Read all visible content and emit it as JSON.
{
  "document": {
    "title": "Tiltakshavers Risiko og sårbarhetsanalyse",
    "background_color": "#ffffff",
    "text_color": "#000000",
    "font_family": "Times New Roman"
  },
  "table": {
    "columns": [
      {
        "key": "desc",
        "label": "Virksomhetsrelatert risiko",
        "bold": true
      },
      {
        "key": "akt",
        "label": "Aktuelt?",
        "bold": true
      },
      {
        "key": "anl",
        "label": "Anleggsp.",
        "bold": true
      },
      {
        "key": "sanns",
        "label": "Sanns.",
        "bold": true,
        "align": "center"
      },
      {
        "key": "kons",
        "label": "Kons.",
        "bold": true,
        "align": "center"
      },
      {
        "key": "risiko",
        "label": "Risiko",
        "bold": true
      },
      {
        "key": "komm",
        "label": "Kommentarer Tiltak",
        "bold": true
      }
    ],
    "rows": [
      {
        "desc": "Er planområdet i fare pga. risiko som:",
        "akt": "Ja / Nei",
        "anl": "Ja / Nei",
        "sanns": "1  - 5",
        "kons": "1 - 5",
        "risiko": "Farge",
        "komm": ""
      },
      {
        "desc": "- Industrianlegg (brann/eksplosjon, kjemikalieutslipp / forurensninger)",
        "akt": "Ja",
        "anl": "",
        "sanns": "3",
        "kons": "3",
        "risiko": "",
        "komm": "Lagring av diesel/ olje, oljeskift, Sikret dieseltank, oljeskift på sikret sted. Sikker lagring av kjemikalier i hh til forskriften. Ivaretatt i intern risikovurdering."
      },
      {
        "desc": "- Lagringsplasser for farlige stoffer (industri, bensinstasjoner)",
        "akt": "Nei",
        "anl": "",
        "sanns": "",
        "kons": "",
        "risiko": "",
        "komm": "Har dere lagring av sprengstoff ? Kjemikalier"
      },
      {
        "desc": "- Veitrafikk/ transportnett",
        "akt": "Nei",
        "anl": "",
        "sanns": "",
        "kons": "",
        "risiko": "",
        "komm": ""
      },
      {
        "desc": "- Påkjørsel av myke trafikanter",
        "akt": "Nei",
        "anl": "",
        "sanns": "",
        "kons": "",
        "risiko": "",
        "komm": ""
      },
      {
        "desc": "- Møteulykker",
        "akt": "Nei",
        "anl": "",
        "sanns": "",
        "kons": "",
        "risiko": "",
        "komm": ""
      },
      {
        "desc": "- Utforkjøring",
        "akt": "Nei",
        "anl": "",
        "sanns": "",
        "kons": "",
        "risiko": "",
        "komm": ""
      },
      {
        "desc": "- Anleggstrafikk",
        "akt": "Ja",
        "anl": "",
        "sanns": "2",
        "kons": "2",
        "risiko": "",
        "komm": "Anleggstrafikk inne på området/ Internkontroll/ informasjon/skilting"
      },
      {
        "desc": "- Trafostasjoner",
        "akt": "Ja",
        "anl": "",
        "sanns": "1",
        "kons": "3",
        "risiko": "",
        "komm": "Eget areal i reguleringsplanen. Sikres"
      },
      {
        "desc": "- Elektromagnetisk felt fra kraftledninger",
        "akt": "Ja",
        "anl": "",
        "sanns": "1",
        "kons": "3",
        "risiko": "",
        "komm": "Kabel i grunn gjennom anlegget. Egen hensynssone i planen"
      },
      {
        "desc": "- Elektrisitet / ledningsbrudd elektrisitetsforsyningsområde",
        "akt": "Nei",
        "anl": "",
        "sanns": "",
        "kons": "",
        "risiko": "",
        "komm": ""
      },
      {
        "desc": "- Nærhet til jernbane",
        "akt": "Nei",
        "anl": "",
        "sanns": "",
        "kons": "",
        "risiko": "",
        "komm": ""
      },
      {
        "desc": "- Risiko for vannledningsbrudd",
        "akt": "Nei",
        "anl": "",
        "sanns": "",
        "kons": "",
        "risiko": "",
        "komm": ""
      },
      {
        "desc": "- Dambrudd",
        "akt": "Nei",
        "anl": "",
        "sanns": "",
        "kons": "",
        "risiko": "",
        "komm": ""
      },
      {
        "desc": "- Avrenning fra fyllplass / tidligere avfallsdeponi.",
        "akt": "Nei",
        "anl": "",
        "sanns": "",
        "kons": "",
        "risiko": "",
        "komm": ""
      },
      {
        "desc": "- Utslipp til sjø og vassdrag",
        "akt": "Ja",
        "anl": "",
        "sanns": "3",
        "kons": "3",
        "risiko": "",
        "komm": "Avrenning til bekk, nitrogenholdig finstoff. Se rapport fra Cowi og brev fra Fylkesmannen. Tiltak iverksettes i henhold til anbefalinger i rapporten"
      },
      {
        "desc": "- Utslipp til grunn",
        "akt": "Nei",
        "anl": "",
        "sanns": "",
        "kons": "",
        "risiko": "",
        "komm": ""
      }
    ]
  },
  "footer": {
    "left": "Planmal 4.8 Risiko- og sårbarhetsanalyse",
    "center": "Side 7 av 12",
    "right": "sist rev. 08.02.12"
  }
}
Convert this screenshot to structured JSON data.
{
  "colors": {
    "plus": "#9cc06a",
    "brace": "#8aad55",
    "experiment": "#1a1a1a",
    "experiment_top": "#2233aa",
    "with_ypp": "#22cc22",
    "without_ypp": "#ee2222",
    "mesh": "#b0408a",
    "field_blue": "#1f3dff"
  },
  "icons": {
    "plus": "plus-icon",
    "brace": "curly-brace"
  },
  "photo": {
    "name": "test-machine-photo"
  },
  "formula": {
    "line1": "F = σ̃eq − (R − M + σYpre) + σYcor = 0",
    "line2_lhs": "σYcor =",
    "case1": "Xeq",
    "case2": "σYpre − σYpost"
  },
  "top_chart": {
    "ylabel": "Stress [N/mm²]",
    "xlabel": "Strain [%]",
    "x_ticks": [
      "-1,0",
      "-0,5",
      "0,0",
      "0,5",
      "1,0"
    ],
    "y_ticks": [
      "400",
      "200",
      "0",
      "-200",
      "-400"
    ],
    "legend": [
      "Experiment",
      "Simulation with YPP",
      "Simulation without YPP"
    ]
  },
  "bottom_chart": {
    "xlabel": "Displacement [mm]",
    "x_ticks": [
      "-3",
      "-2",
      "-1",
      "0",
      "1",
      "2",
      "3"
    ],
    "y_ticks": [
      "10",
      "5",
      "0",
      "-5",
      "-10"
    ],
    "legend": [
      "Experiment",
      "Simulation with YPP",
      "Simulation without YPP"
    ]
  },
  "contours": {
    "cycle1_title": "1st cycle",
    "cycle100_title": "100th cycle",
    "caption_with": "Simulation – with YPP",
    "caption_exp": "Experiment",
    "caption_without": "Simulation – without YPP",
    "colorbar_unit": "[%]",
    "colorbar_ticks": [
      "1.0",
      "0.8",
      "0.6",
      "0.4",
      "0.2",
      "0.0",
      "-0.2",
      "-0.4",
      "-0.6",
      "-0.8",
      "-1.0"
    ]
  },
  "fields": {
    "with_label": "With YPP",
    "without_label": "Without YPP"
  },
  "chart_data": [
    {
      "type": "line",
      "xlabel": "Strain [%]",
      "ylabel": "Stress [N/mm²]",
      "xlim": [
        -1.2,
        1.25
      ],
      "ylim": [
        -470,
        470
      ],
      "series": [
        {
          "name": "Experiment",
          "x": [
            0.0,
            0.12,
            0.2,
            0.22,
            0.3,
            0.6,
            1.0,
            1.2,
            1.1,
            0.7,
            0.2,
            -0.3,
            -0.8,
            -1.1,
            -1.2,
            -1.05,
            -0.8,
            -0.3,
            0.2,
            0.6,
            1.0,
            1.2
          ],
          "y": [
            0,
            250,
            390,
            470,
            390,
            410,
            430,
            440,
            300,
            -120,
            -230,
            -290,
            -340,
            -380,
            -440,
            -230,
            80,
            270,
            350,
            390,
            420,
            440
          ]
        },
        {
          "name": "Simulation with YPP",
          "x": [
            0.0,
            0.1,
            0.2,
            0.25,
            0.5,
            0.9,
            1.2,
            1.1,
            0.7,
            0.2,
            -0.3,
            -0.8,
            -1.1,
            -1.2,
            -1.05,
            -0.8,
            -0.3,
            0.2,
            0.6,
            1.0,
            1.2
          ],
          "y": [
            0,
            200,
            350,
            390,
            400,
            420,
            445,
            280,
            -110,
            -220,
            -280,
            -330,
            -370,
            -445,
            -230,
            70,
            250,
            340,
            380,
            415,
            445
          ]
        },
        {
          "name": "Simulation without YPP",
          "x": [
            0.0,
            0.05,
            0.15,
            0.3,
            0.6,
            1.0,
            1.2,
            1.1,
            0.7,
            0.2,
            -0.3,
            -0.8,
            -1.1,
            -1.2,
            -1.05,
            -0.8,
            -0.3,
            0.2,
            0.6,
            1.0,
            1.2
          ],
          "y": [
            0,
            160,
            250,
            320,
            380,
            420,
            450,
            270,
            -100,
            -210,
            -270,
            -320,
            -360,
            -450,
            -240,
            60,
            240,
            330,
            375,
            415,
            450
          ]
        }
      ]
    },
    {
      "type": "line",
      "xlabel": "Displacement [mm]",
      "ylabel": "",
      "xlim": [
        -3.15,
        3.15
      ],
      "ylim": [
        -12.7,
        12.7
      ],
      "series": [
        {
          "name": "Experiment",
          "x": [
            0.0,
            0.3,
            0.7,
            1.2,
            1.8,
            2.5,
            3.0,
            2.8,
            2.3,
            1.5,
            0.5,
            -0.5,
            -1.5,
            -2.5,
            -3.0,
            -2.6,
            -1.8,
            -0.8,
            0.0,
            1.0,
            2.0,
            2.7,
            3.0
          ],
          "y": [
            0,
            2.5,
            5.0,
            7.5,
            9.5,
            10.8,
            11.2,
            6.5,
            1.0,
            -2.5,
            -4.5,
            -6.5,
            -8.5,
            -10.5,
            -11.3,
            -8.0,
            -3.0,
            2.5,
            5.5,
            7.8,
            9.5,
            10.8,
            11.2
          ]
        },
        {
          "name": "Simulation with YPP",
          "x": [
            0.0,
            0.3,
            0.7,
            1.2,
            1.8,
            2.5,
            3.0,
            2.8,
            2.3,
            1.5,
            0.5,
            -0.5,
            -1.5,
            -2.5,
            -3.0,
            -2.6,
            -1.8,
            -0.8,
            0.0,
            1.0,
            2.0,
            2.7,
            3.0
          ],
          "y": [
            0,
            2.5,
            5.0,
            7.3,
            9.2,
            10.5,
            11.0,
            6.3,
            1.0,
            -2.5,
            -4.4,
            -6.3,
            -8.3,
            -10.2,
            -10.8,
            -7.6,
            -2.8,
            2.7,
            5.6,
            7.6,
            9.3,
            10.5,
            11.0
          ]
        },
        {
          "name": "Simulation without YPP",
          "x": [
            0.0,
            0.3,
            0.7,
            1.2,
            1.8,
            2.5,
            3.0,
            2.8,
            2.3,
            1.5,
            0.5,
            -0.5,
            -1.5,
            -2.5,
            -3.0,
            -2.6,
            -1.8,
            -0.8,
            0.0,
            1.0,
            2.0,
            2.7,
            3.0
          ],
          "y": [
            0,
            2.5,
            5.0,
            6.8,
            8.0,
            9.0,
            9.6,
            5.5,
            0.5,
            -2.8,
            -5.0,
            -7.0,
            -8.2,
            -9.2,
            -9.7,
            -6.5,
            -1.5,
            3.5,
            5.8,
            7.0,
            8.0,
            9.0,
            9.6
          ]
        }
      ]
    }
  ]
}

──────

* **Aim of the exercise**: Give the number of lines containing the word "ylabel". No other answer is needed.

* **Answer in full**: 3